Records
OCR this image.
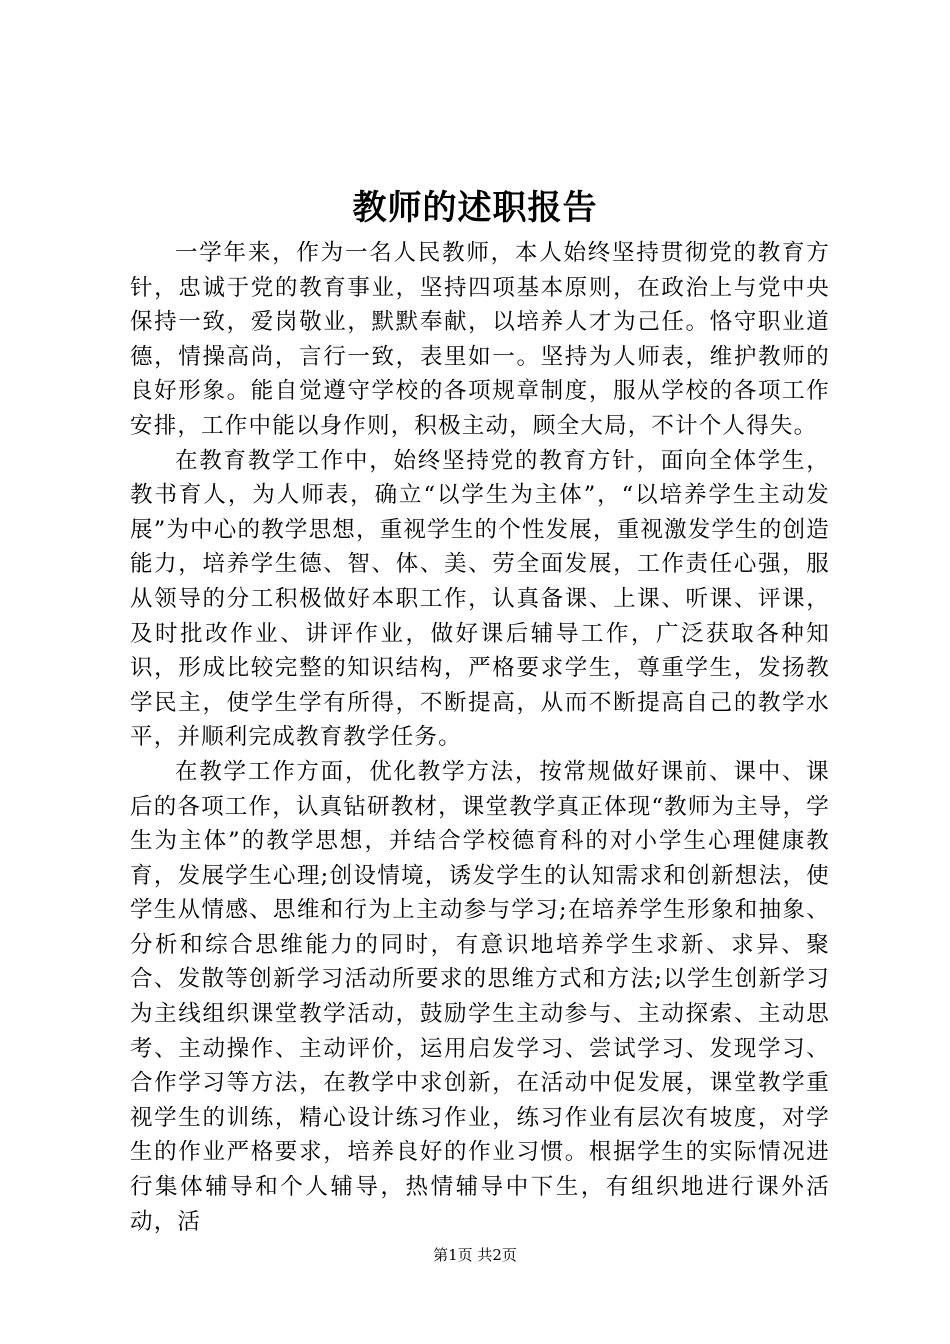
教师的述职报告

一学年来，作为一名人民教师，本人始终坚持贯彻党的教育方针，忠诚于党的教育事业，坚持四项基本原则，在政治上与党中央保持一致，爱岗敬业，默默奉献，以培养人才为己任。恪守职业道德，情操高尚，言行一致，表里如一。坚持为人师表，维护教师的良好形象。能自觉遵守学校的各项规章制度，服从学校的各项工作安排，工作中能以身作则，积极主动，顾全大局，不计个人得失。

在教育教学工作中，始终坚持党的教育方针，面向全体学生，教书育人，为人师表，确立“以学生为主体”，“以培养学生主动发展”为中心的教学思想，重视学生的个性发展，重视激发学生的创造能力，培养学生德、智、体、美、劳全面发展，工作责任心强，服从领导的分工积极做好本职工作，认真备课、上课、听课、评课，及时批改作业、讲评作业，做好课后辅导工作，广泛获取各种知识，形成比较完整的知识结构，严格要求学生，尊重学生，发扬教学民主，使学生学有所得，不断提高，从而不断提高自己的教学水平，并顺利完成教育教学任务。

在教学工作方面，优化教学方法，按常规做好课前、课中、课后的各项工作，认真钻研教材，课堂教学真正体现“教师为主导，学生为主体”的教学思想，并结合学校德育科的对小学生心理健康教育，发展学生心理;创设情境，诱发学生的认知需求和创新想法，使学生从情感、思维和行为上主动参与学习;在培养学生形象和抽象、分析和综合思维能力的同时，有意识地培养学生求新、求异、聚合、发散等创新学习活动所要求的思维方式和方法;以学生创新学习为主线组织课堂教学活动，鼓励学生主动参与、主动探索、主动思考、主动操作、主动评价，运用启发学习、尝试学习、发现学习、合作学习等方法，在教学中求创新，在活动中促发展，课堂教学重视学生的训练，精心设计练习作业，练习作业有层次有坡度，对学生的作业严格要求，培养良好的作业习惯。根据学生的实际情况进行集体辅导和个人辅导，热情辅导中下生，有组织地进行课外活动，活

第1页 共2页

Written problem
Output an exact copy of the material, with the pictures removed.

Solution to this task
OCR this image.
教师的述职报告

一学年来，作为一名人民教师，本人始终坚持贯彻党的教育方针，忠诚于党的教育事业，坚持四项基本原则，在政治上与党中央保持一致，爱岗敬业，默默奉献，以培养人才为己任。恪守职业道德，情操高尚，言行一致，表里如一。坚持为人师表，维护教师的良好形象。能自觉遵守学校的各项规章制度，服从学校的各项工作安排，工作中能以身作则，积极主动，顾全大局，不计个人得失。

在教育教学工作中，始终坚持党的教育方针，面向全体学生，教书育人，为人师表，确立“以学生为主体”，“以培养学生主动发展”为中心的教学思想，重视学生的个性发展，重视激发学生的创造能力，培养学生德、智、体、美、劳全面发展，工作责任心强，服从领导的分工积极做好本职工作，认真备课、上课、听课、评课，及时批改作业、讲评作业，做好课后辅导工作，广泛获取各种知识，形成比较完整的知识结构，严格要求学生，尊重学生，发扬教学民主，使学生学有所得，不断提高，从而不断提高自己的教学水平，并顺利完成教育教学任务。

在教学工作方面，优化教学方法，按常规做好课前、课中、课后的各项工作，认真钻研教材，课堂教学真正体现“教师为主导，学生为主体”的教学思想，并结合学校德育科的对小学生心理健康教育，发展学生心理;创设情境，诱发学生的认知需求和创新想法，使学生从情感、思维和行为上主动参与学习;在培养学生形象和抽象、分析和综合思维能力的同时，有意识地培养学生求新、求异、聚合、发散等创新学习活动所要求的思维方式和方法;以学生创新学习为主线组织课堂教学活动，鼓励学生主动参与、主动探索、主动思考、主动操作、主动评价，运用启发学习、尝试学习、发现学习、合作学习等方法，在教学中求创新，在活动中促发展，课堂教学重视学生的训练，精心设计练习作业，练习作业有层次有坡度，对学生的作业严格要求，培养良好的作业习惯。根据学生的实际情况进行集体辅导和个人辅导，热情辅导中下生，有组织地进行课外活动，活

第1页 共2页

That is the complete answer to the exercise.